- **Records to process**
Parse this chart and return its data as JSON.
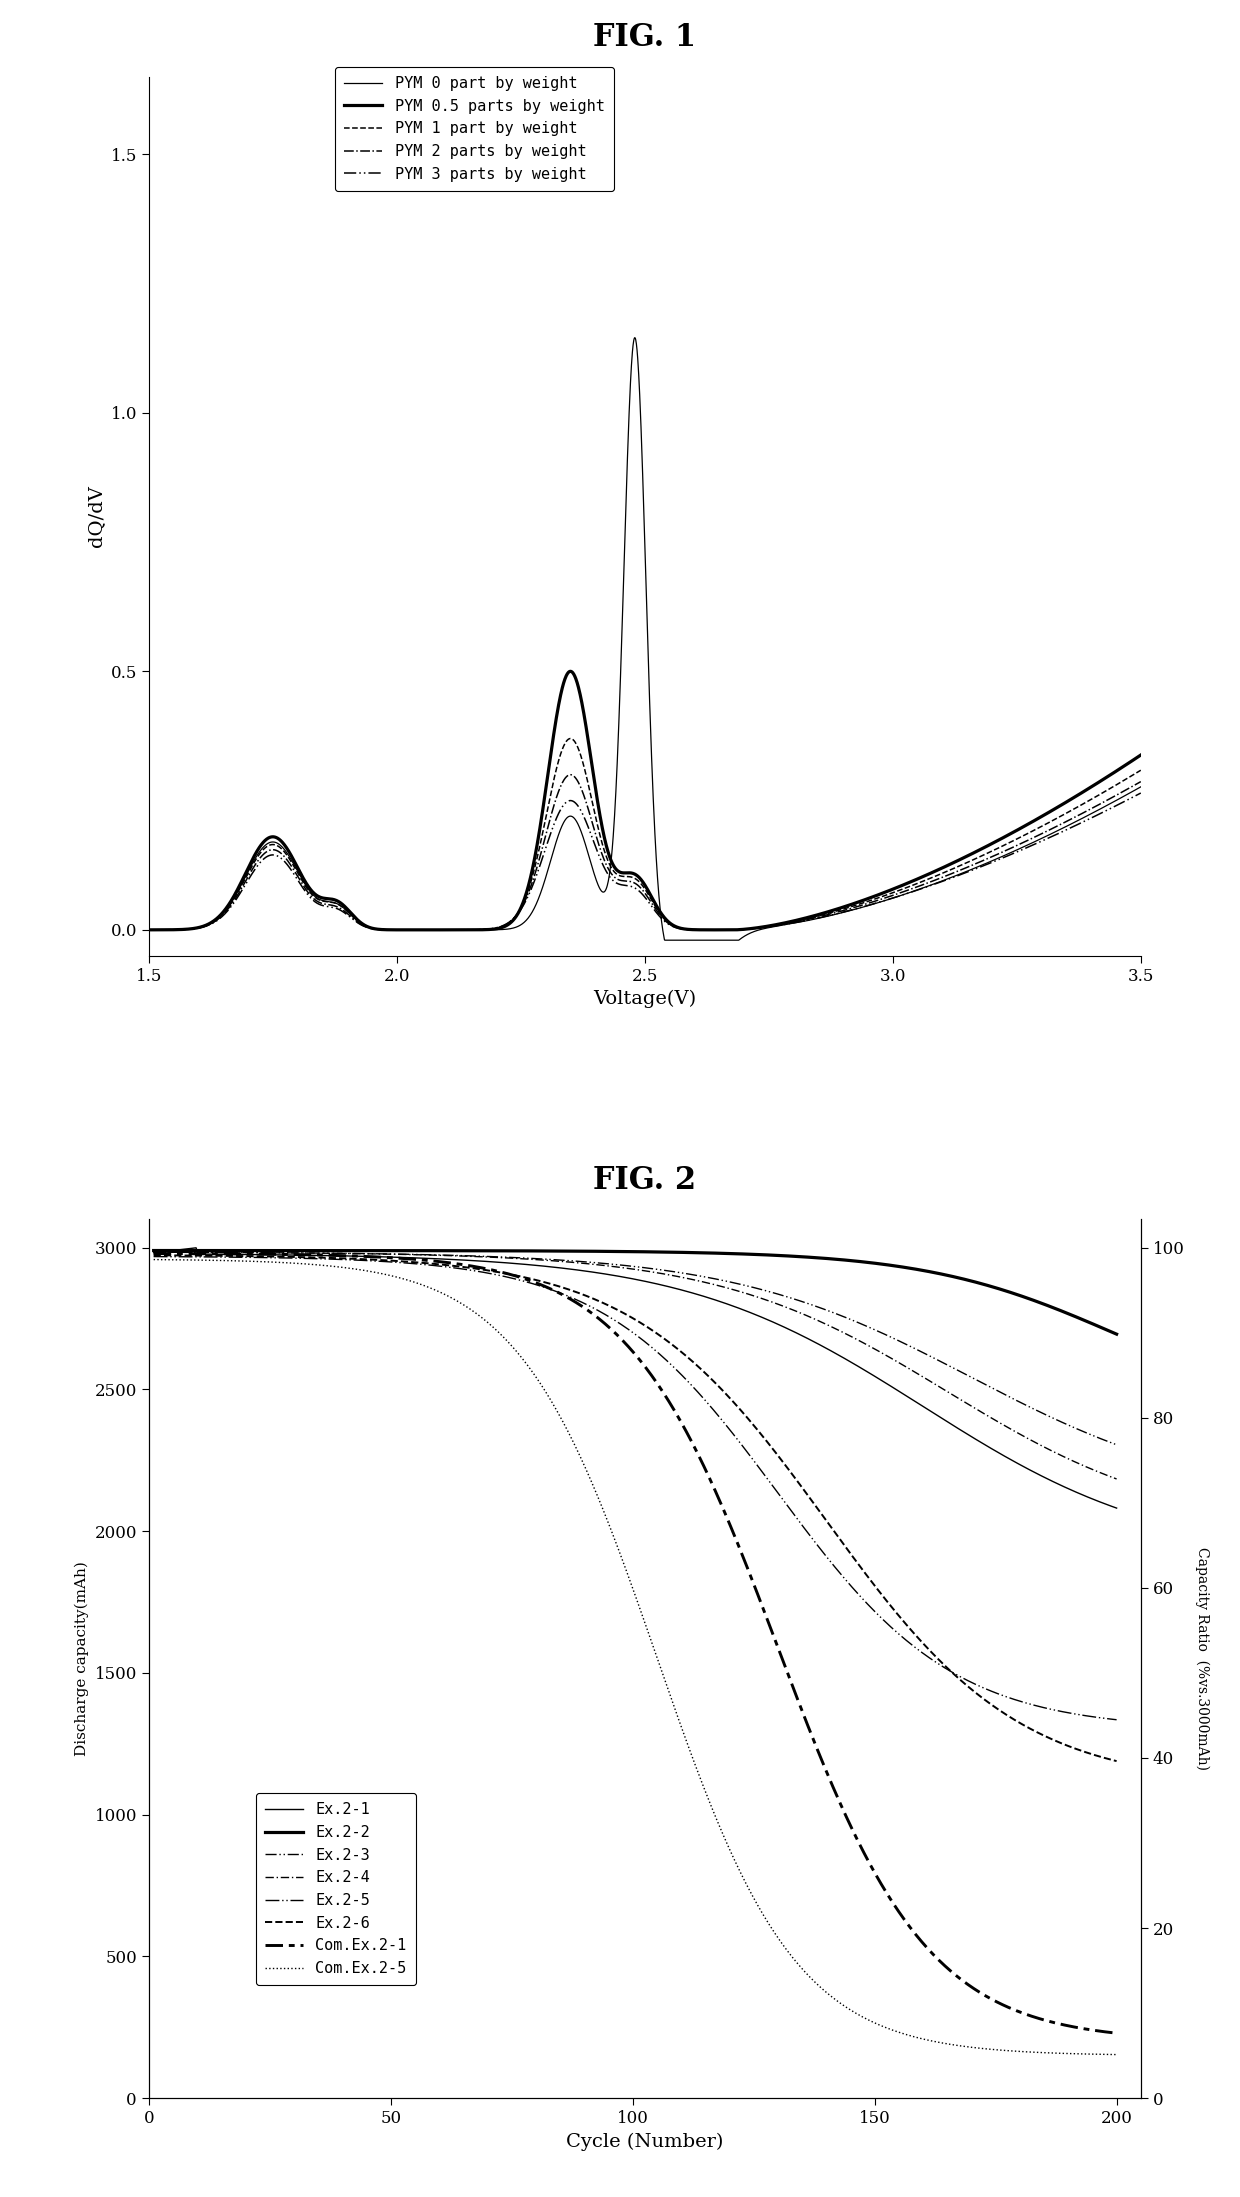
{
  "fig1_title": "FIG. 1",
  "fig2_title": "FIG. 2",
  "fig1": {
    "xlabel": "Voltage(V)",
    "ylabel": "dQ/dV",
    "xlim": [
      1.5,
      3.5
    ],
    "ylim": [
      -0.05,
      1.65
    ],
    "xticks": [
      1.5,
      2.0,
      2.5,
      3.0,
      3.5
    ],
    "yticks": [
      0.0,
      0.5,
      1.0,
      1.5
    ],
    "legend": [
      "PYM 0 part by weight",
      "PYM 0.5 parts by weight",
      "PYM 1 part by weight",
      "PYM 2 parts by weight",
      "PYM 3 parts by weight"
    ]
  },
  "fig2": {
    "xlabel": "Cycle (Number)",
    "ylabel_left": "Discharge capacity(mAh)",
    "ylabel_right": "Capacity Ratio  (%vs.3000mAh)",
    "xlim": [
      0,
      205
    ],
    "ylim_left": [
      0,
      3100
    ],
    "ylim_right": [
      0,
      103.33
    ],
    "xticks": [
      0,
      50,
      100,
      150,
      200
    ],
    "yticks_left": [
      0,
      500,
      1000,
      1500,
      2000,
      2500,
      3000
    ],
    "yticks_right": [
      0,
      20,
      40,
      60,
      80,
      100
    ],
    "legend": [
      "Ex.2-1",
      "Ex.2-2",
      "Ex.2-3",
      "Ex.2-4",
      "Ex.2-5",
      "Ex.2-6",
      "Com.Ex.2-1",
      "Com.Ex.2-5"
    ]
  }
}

- **Directive**
Leave out the pictures and return every record word for word.

- **Problem solution**
Parse this chart and return its data as JSON.
{
  "fig1_title": "FIG. 1",
  "fig2_title": "FIG. 2",
  "fig1": {
    "xlabel": "Voltage(V)",
    "ylabel": "dQ/dV",
    "xlim": [
      1.5,
      3.5
    ],
    "ylim": [
      -0.05,
      1.65
    ],
    "xticks": [
      1.5,
      2.0,
      2.5,
      3.0,
      3.5
    ],
    "yticks": [
      0.0,
      0.5,
      1.0,
      1.5
    ],
    "legend": [
      "PYM 0 part by weight",
      "PYM 0.5 parts by weight",
      "PYM 1 part by weight",
      "PYM 2 parts by weight",
      "PYM 3 parts by weight"
    ]
  },
  "fig2": {
    "xlabel": "Cycle (Number)",
    "ylabel_left": "Discharge capacity(mAh)",
    "ylabel_right": "Capacity Ratio  (%vs.3000mAh)",
    "xlim": [
      0,
      205
    ],
    "ylim_left": [
      0,
      3100
    ],
    "ylim_right": [
      0,
      103.33
    ],
    "xticks": [
      0,
      50,
      100,
      150,
      200
    ],
    "yticks_left": [
      0,
      500,
      1000,
      1500,
      2000,
      2500,
      3000
    ],
    "yticks_right": [
      0,
      20,
      40,
      60,
      80,
      100
    ],
    "legend": [
      "Ex.2-1",
      "Ex.2-2",
      "Ex.2-3",
      "Ex.2-4",
      "Ex.2-5",
      "Ex.2-6",
      "Com.Ex.2-1",
      "Com.Ex.2-5"
    ]
  }
}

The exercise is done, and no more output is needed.